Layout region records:
[Begin]
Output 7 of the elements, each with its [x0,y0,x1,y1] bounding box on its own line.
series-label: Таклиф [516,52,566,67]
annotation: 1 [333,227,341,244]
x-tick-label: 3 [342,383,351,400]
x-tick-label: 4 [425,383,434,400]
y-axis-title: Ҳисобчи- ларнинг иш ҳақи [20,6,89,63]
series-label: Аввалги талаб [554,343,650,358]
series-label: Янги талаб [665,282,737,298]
[End]
== Required task ==
Please write out all of the data above again, keeping every line character for character the same.

== Written answer ==
Output 7 of the elements, each with its [x0,y0,x1,y1] bounding box on its own line.
series-label: Таклиф [516,52,566,67]
annotation: 1 [333,227,341,244]
x-tick-label: 3 [342,383,351,400]
x-tick-label: 4 [425,383,434,400]
y-axis-title: Ҳисобчи- ларнинг иш ҳақи [20,6,89,63]
series-label: Аввалги талаб [554,343,650,358]
series-label: Янги талаб [665,282,737,298]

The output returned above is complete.